*INSTRUCTION*. Format the lines below as a JSON list of strings, one string for each line and no blank lines, starting with the line containing "step-description: Two-factor authentication" and running through the line containing "step-description: Confirming your".

*RECORDED INFORMATION*.
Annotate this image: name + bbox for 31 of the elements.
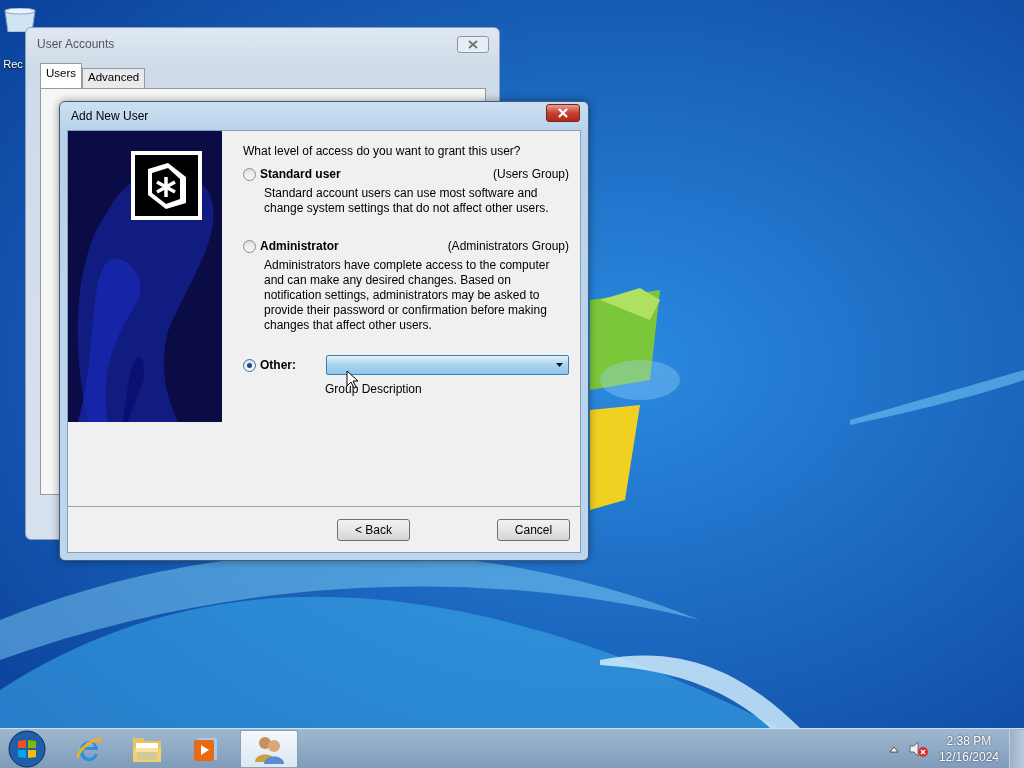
desktop-icon-label[interactable]: Rec	[3, 58, 23, 70]
cancel-button[interactable]: Cancel	[497, 518, 570, 541]
tab[interactable]: Users	[40, 63, 83, 88]
back-button[interactable]: < Back	[337, 518, 410, 541]
radio-button[interactable]	[243, 239, 256, 253]
dropdown-arrow-icon	[556, 363, 563, 367]
radio-button[interactable]	[243, 167, 256, 181]
muted-speaker-icon[interactable]	[908, 740, 929, 757]
clock-date: 12/16/2024	[938, 748, 999, 765]
recycle-bin-icon[interactable]	[2, 8, 38, 32]
option-description: Administrators have complete access to the computer and can make any desired changes. Based on notification settings, administrators may be asked to provide their password or confirmation before making changes that affect other users.	[263, 258, 551, 333]
option-label: Other:	[260, 358, 297, 372]
show-hidden-icons-icon[interactable]	[888, 744, 899, 753]
window-title: Add New User	[71, 109, 149, 123]
option-label: Administrator	[260, 239, 339, 253]
group-description-label: Group Description	[325, 382, 422, 396]
group-name: (Administrators Group)	[447, 239, 569, 253]
window-title: User Accounts	[37, 37, 115, 51]
group-name: (Users Group)	[493, 167, 569, 181]
close-button[interactable]	[546, 104, 580, 122]
close-icon	[556, 108, 570, 118]
option-description: Standard account users can use most software and change system settings that do not affect other users.	[263, 186, 550, 216]
clock-time: 2:38 PM	[946, 732, 992, 749]
question-text: What level of access do you want to grant this user?	[243, 144, 522, 158]
start-button[interactable]	[8, 729, 46, 768]
option-label: Standard user	[260, 167, 341, 181]
group-dropdown[interactable]	[326, 355, 569, 375]
taskbar-button[interactable]	[240, 729, 298, 768]
close-icon	[467, 39, 479, 49]
radio-button[interactable]	[243, 358, 256, 372]
tab[interactable]: Advanced	[82, 68, 146, 88]
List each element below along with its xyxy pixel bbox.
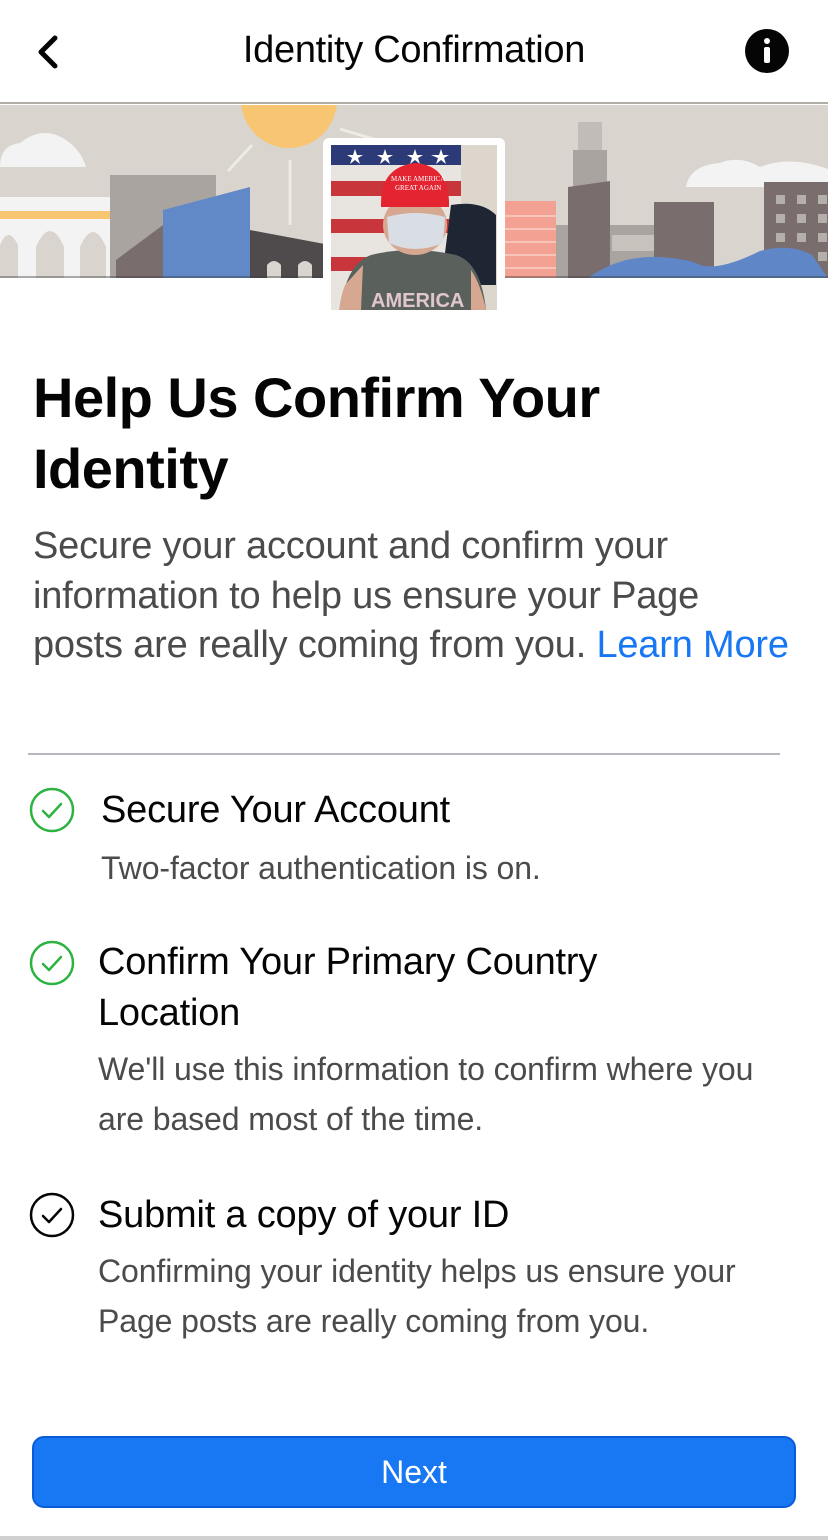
step-description: Two-factor authentication is on.	[101, 850, 541, 886]
intro-text: Secure your account and confirm your inf…	[33, 522, 793, 671]
check-circle-icon	[29, 940, 75, 986]
svg-text:GREAT AGAIN: GREAT AGAIN	[395, 184, 441, 192]
svg-text:MAKE AMERICA: MAKE AMERICA	[391, 175, 445, 183]
page-title: Identity Confirmation	[242, 29, 586, 71]
bottom-edge	[0, 1536, 828, 1540]
check-circle-icon	[29, 787, 75, 833]
step-description: We'll use this information to confirm wh…	[98, 1051, 754, 1137]
profile-photo: AMERICA MAKE AMERICA GREAT AGAIN	[331, 145, 497, 310]
top-nav-bar: Identity Confirmation	[0, 0, 828, 104]
step-description: Confirming your identity helps us ensure…	[98, 1253, 736, 1339]
info-icon	[745, 29, 789, 73]
step-title: Secure Your Account	[101, 789, 451, 831]
learn-more-link[interactable]: Learn More	[596, 624, 789, 666]
svg-text:AMERICA: AMERICA	[371, 290, 464, 310]
profile-photo-frame: AMERICA MAKE AMERICA GREAT AGAIN	[323, 138, 505, 314]
info-button[interactable]	[745, 29, 789, 73]
next-button[interactable]: Next	[32, 1436, 796, 1508]
step-title: Confirm Your Primary Country Location	[98, 941, 598, 1034]
step-title: Submit a copy of your ID	[98, 1194, 510, 1236]
section-divider	[28, 753, 780, 755]
check-circle-icon	[29, 1192, 75, 1238]
headline: Help Us Confirm Your Identity	[33, 366, 600, 500]
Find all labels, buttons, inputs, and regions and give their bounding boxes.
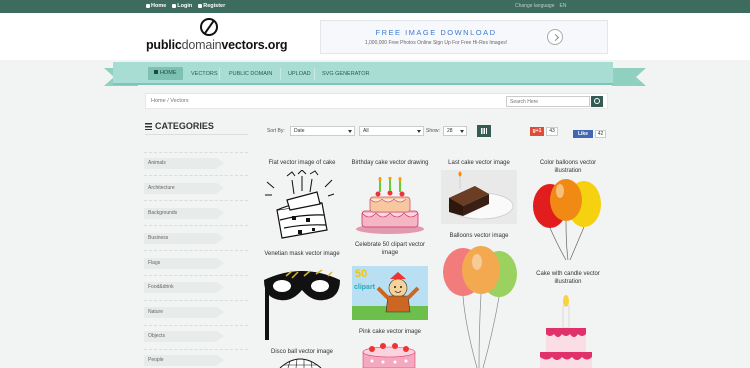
ad-subtitle: 1,000,000 Free Photos Online Sign Up For… [364, 40, 508, 46]
divider [144, 225, 248, 226]
divider [144, 250, 248, 251]
divider [144, 349, 248, 350]
category-people[interactable]: People [144, 355, 224, 366]
tile-title[interactable]: Flat vector image of cake [262, 159, 342, 167]
nav-home[interactable]: HOME [148, 67, 183, 80]
divider [145, 134, 248, 135]
logo-text-domain: domain [181, 38, 222, 52]
flat-cake-image[interactable] [262, 170, 342, 245]
divider [144, 300, 248, 301]
ad-banner[interactable]: FREE IMAGE DOWNLOAD 1,000,000 Free Photo… [320, 20, 608, 54]
tile-title[interactable]: Color balloons vector illustration [528, 159, 608, 175]
color-balloons-image[interactable] [530, 178, 606, 260]
venetian-mask-image[interactable] [262, 268, 342, 340]
divider [144, 325, 248, 326]
nav-divider [280, 68, 281, 80]
sort-select[interactable]: Date [290, 126, 355, 136]
tile-title[interactable]: Birthday cake vector drawing [350, 159, 430, 167]
language-switch[interactable]: Change language EN [515, 3, 566, 9]
list-icon [145, 122, 152, 130]
category-architecture[interactable]: Architecture [144, 183, 224, 194]
ribbon-tail-right [612, 68, 646, 86]
public-domain-logo-icon [200, 18, 218, 36]
change-language-label: Change language [515, 3, 555, 9]
home-icon [146, 4, 150, 8]
divider [144, 175, 248, 176]
nav-upload[interactable]: UPLOAD [282, 68, 317, 80]
nav-divider [314, 68, 315, 80]
category-backgrounds[interactable]: Backgrounds [144, 208, 224, 219]
tile-title[interactable]: Venetian mask vector image [262, 250, 342, 258]
lock-icon [198, 4, 203, 8]
fifty-badge: 50 [355, 268, 368, 280]
site-logo[interactable]: publicdomainvectors.org [146, 18, 288, 56]
nav-svg-generator[interactable]: SVG GENERATOR [316, 68, 375, 80]
register-link[interactable]: Register [198, 3, 225, 9]
category-objects[interactable]: Objects [144, 331, 224, 342]
show-label: Show: [426, 128, 440, 134]
tile-title[interactable]: Pink cake vector image [350, 328, 430, 336]
show-select[interactable]: 28 [443, 126, 467, 136]
category-animals[interactable]: Animals [144, 158, 224, 169]
last-cake-image[interactable] [441, 170, 517, 224]
google-plus-button[interactable]: g+1 [530, 127, 544, 136]
home-link[interactable]: Home [146, 3, 166, 9]
clipart-word: clipart [354, 284, 376, 291]
nav-public-domain[interactable]: PUBLIC DOMAIN [223, 68, 278, 80]
tile-title[interactable]: Cake with candle vector illustration [528, 270, 608, 286]
category-business[interactable]: Business [144, 233, 224, 244]
logo-text-vectors: vectors.org [221, 38, 288, 52]
category-food-drink[interactable]: Food&drink [144, 282, 224, 293]
birthday-cake-image[interactable] [352, 177, 428, 235]
divider [144, 152, 248, 153]
ad-title: FREE IMAGE DOWNLOAD [375, 28, 497, 37]
type-select[interactable]: All [359, 126, 424, 136]
categories-heading: CATEGORIES [145, 121, 214, 131]
top-links: Home Login Register [146, 3, 225, 9]
pink-cake-image[interactable] [358, 340, 420, 368]
grid-view-icon[interactable] [477, 125, 491, 137]
google-plus-count: 43 [546, 127, 558, 136]
divider [144, 200, 248, 201]
logo-text-public: public [146, 38, 182, 52]
disco-ball-image[interactable] [278, 358, 323, 368]
breadcrumb-text[interactable]: Home / Vectors [151, 98, 189, 104]
category-nature[interactable]: Nature [144, 307, 224, 318]
facebook-like-button[interactable]: Like [573, 130, 593, 138]
language-dropdown[interactable]: EN [559, 3, 566, 9]
search-icon[interactable] [591, 96, 603, 107]
tile-title[interactable]: Last cake vector image [439, 159, 519, 167]
user-icon [172, 4, 177, 8]
cake-with-candle-image[interactable] [540, 292, 596, 368]
tile-title[interactable]: Disco ball vector image [262, 348, 342, 356]
divider [144, 275, 248, 276]
sort-label: Sort By: [267, 128, 285, 134]
main-nav: HOME VECTORS PUBLIC DOMAIN UPLOAD SVG GE… [113, 62, 613, 85]
tile-title[interactable]: Balloons vector image [439, 232, 519, 240]
nav-vectors[interactable]: VECTORS [185, 68, 224, 80]
nav-divider [219, 68, 220, 80]
login-link[interactable]: Login [172, 3, 192, 9]
facebook-like-count: 42 [595, 130, 606, 138]
home-icon [154, 70, 158, 74]
balloons-image[interactable] [441, 244, 521, 368]
tile-title[interactable]: Celebrate 50 clipart vector image [350, 241, 430, 257]
top-bar: Home Login Register Change language EN [0, 0, 750, 13]
search-input[interactable] [506, 96, 590, 107]
celebrate-50-image[interactable]: 50 clipart [352, 266, 428, 320]
category-flags[interactable]: Flags [144, 258, 224, 269]
ad-arrow-icon[interactable] [547, 29, 563, 45]
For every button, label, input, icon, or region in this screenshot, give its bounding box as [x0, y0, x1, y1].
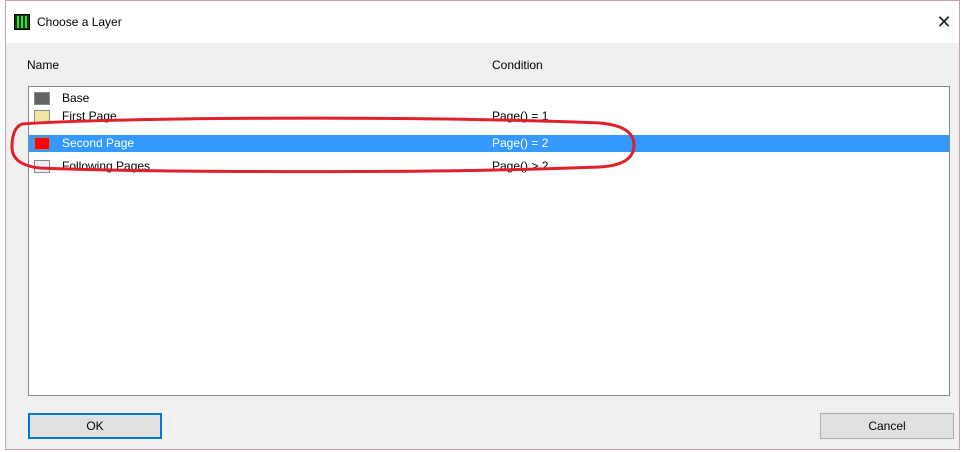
layer-name: Base: [62, 91, 90, 105]
ok-button[interactable]: OK: [28, 413, 162, 439]
layer-name: First Page: [62, 109, 117, 123]
layer-row-first-page[interactable]: First Page Page() = 1: [29, 108, 949, 125]
layer-color-swatch: [34, 160, 50, 173]
column-header-condition[interactable]: Condition: [492, 58, 543, 72]
window-title: Choose a Layer: [37, 15, 122, 29]
title-bar: Choose a Layer ✕: [6, 1, 959, 43]
layer-row-following-pages[interactable]: Following Pages Page() > 2: [29, 158, 949, 175]
layer-color-swatch: [34, 92, 50, 105]
layer-row-base[interactable]: Base: [29, 90, 949, 107]
layer-condition: Page() = 1: [492, 109, 549, 123]
layer-condition: Page() > 2: [492, 159, 549, 173]
layer-list[interactable]: Base First Page Page() = 1 Second Page P…: [28, 86, 950, 396]
layer-name: Second Page: [62, 136, 135, 150]
layer-color-swatch: [34, 137, 50, 150]
cancel-button[interactable]: Cancel: [820, 413, 954, 439]
layer-color-swatch: [34, 110, 50, 123]
app-icon: [14, 14, 30, 30]
layer-name: Following Pages: [62, 159, 151, 173]
layer-row-second-page[interactable]: Second Page Page() = 2: [29, 135, 949, 152]
choose-layer-dialog: Choose a Layer ✕ Name Condition Base Fir…: [5, 0, 960, 450]
close-icon[interactable]: ✕: [933, 11, 955, 33]
column-header-name[interactable]: Name: [27, 58, 59, 72]
layer-condition: Page() = 2: [492, 136, 549, 150]
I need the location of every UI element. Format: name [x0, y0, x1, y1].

*COMPLETE OUTPUT*.
[
  "step-description: Two-factor authentication is on.\t[101, 850, 541, 886]",
  "intro-text: Secure your account and confirm your inf…\t[33, 522, 793, 671]",
  "check-circle-icon\t[29, 940, 75, 986]",
  "svg-text:GREAT AGAIN: GREAT AGAIN\t[395, 184, 441, 192]",
  "svg-text:MAKE AMERICA: MAKE AMERICA\t[391, 175, 445, 183]",
  "page-title: Identity Confirmation\t[242, 29, 586, 71]",
  "bottom-edge\t[0, 1536, 828, 1540]",
  "check-circle-icon\t[29, 787, 75, 833]",
  "step-description: We'll use this information to confirm wh…\t[98, 1051, 754, 1137]",
  "profile-photo: AMERICA MAKE AMERICA GREAT AGAIN\t[331, 145, 497, 310]",
  "top-nav-bar: Identity Confirmation\t[0, 0, 828, 104]",
  "step-description: Confirming your identity helps us ensure…\t[98, 1253, 736, 1339]"
]